> [Directions] Reproduce verbatim the stretch of records from the line containing "330, 426, 350]" through the line containing "49, 131, 69]", both included.

━━ Dataset extract ━━

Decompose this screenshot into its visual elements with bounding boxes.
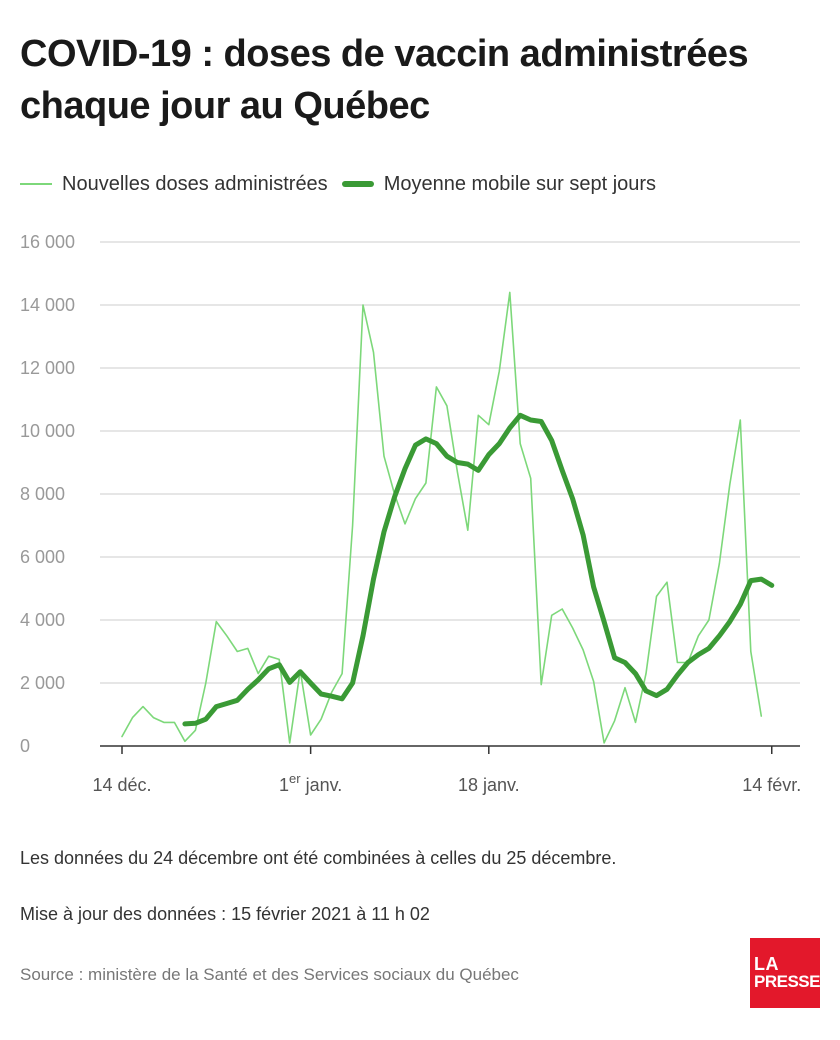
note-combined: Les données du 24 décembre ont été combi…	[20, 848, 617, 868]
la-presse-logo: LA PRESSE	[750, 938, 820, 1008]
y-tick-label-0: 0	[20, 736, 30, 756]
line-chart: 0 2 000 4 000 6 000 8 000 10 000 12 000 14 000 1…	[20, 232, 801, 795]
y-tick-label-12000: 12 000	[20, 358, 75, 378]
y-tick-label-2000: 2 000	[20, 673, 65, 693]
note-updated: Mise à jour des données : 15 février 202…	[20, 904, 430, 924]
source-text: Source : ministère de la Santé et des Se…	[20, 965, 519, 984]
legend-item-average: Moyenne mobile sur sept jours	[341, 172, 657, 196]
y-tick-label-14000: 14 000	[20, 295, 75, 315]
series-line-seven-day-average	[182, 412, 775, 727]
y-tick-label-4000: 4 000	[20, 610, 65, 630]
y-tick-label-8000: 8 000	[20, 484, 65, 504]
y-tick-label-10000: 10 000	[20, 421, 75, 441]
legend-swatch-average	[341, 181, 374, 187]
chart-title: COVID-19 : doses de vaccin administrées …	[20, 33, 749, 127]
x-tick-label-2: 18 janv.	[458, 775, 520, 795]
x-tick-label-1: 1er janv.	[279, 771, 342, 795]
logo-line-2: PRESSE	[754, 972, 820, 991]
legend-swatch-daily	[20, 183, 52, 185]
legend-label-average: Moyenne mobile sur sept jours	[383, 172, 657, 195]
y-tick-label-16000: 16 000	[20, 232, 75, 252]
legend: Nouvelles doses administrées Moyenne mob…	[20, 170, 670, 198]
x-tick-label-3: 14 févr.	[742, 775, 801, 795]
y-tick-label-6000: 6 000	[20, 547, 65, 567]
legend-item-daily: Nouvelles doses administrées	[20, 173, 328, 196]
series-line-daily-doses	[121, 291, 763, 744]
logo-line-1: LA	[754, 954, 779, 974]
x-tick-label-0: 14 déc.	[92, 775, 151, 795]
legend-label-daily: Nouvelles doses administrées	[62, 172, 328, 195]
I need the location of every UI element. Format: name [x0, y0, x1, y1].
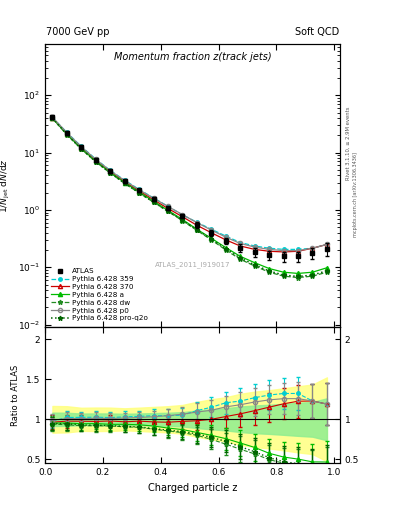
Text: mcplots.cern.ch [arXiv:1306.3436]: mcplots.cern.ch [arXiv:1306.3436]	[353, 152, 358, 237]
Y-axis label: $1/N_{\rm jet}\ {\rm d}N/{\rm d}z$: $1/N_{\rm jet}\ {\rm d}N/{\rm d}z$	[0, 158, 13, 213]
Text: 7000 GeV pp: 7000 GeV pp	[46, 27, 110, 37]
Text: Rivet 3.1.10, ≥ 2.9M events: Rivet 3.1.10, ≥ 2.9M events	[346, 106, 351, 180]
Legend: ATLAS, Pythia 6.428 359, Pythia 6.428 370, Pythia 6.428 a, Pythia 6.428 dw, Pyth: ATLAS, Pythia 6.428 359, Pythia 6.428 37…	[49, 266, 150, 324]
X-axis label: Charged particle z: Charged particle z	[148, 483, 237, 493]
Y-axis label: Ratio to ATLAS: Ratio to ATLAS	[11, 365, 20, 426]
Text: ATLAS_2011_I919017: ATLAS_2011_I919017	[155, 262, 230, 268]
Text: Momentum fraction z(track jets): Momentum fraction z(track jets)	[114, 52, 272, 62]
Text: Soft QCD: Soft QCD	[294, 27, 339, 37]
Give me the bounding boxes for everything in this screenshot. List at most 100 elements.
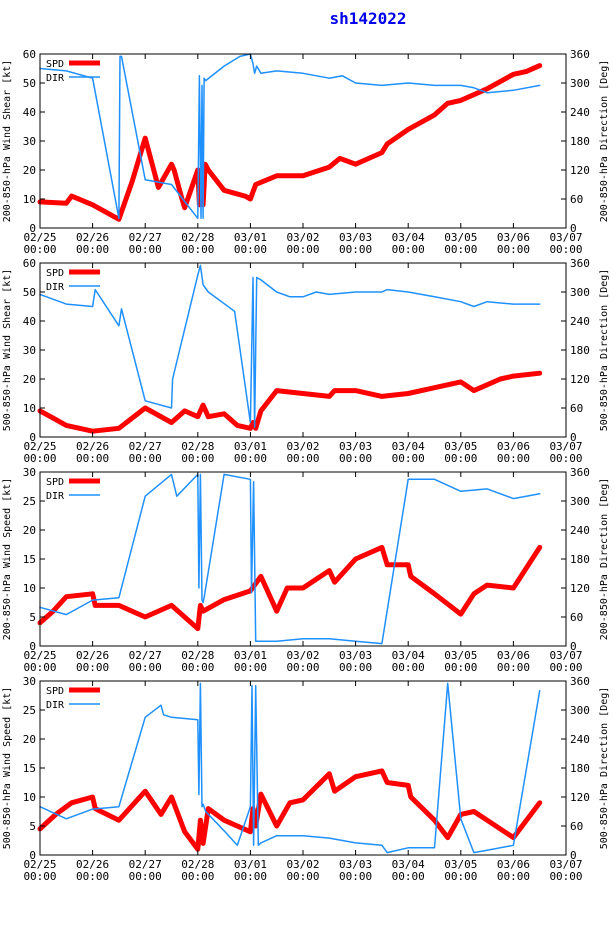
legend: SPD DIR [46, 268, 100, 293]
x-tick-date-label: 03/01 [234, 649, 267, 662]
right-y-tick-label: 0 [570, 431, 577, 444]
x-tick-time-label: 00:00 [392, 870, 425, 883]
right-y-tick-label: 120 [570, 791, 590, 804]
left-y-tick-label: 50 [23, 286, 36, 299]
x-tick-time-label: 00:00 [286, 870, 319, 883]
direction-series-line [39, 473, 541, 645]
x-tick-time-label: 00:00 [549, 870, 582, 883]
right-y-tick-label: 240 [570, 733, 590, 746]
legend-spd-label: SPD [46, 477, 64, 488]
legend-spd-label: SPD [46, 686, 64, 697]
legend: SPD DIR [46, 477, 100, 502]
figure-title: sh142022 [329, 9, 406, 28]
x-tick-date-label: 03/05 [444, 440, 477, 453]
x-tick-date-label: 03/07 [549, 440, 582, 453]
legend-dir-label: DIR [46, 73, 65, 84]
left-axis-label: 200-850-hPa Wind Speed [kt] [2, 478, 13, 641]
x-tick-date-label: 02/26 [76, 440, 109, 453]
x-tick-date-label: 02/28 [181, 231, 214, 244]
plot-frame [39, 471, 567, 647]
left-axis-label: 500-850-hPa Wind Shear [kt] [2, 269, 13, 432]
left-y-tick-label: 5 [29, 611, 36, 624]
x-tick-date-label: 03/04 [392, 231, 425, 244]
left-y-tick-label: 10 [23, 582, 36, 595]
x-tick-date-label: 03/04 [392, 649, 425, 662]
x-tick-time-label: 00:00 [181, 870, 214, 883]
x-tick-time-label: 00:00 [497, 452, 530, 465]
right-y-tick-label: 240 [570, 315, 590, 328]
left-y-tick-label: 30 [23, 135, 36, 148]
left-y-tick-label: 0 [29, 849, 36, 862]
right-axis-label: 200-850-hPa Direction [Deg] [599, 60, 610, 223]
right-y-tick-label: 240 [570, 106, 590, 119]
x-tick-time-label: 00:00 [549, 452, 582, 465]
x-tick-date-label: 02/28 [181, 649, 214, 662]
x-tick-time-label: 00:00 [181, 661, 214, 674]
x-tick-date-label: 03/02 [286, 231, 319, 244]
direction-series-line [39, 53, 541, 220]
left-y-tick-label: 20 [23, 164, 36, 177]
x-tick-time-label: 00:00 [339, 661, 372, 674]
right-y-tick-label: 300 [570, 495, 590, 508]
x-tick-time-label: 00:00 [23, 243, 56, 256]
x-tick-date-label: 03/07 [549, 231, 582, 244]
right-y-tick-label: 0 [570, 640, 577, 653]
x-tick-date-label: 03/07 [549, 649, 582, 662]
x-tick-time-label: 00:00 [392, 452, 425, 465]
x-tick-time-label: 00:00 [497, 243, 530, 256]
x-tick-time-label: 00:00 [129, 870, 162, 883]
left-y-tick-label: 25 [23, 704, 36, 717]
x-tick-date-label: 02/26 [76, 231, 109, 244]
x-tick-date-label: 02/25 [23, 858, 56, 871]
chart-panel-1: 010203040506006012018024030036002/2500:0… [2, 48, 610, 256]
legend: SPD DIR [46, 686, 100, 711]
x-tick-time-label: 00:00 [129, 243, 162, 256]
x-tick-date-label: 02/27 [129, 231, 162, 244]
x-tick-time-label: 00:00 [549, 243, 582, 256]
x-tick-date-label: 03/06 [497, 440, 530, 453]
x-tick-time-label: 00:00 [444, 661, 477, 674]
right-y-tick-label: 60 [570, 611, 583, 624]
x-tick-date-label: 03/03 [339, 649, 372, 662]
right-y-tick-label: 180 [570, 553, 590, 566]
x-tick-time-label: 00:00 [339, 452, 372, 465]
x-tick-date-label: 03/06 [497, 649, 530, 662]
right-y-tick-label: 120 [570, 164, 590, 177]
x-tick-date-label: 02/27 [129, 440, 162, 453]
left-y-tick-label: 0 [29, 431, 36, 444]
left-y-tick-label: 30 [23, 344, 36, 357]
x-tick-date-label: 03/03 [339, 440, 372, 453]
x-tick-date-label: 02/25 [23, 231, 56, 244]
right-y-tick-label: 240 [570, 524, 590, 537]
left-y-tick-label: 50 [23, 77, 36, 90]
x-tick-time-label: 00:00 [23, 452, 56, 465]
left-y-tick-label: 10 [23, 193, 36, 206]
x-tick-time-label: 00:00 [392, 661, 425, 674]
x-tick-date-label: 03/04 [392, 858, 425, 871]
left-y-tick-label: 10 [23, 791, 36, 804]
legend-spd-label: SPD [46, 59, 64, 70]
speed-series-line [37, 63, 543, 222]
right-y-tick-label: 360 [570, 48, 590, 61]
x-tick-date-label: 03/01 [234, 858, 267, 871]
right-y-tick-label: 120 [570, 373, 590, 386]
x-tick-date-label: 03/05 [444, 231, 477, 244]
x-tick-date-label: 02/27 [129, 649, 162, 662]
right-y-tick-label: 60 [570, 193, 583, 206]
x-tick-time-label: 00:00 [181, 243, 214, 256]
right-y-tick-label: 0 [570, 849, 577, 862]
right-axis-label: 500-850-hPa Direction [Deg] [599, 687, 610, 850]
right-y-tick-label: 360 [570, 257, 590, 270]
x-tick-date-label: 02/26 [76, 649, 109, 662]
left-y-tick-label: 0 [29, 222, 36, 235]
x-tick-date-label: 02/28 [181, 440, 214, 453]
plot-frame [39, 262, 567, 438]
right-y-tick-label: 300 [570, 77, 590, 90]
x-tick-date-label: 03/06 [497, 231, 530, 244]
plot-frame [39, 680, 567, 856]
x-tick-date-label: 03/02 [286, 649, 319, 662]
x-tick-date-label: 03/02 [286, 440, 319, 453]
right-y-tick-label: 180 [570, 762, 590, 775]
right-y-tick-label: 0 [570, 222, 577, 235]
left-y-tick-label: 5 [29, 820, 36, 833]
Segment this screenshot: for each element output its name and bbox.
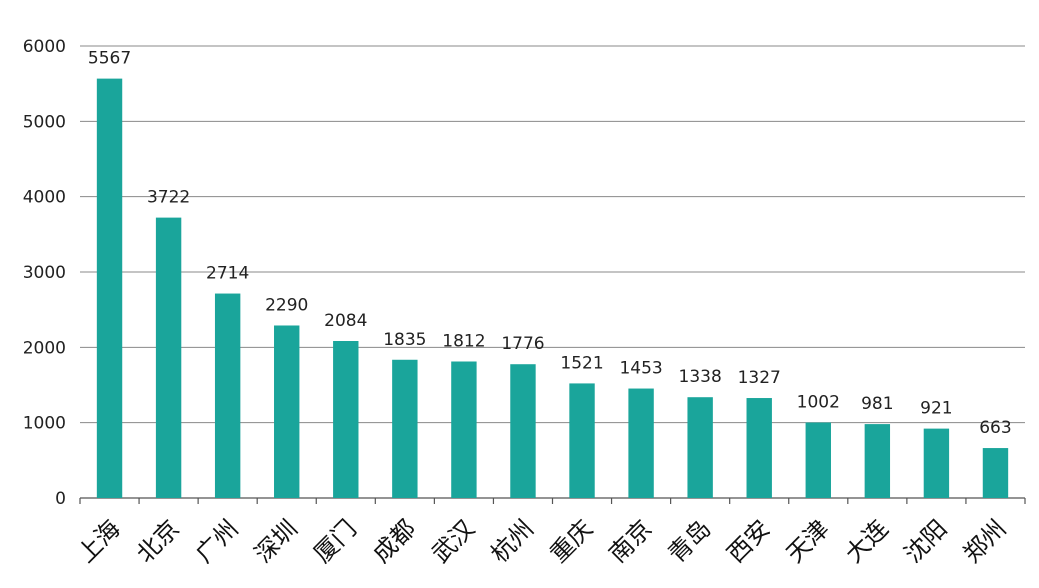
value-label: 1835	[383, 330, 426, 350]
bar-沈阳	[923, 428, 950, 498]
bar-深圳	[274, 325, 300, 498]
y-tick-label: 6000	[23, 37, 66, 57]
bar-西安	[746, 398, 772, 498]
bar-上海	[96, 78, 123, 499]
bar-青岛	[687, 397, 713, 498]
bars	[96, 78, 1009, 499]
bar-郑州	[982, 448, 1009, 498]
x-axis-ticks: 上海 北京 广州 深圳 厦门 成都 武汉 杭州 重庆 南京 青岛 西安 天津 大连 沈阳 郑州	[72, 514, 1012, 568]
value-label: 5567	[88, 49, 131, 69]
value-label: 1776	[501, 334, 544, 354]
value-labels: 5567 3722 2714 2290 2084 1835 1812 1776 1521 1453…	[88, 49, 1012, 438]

━━━

> [Output of the task]
value-label: 1835	[383, 330, 426, 350]
bar-沈阳	[923, 428, 950, 498]
bar-深圳	[274, 325, 300, 498]
y-tick-label: 6000	[23, 37, 66, 57]
bar-西安	[746, 398, 772, 498]
bar-上海	[96, 78, 123, 499]
bar-青岛	[687, 397, 713, 498]
bars	[96, 78, 1009, 499]
bar-郑州	[982, 448, 1009, 498]
x-axis-ticks: 上海 北京 广州 深圳 厦门 成都 武汉 杭州 重庆 南京 青岛 西安 天津 大连 沈阳 郑州	[72, 514, 1012, 568]
value-label: 5567	[88, 49, 131, 69]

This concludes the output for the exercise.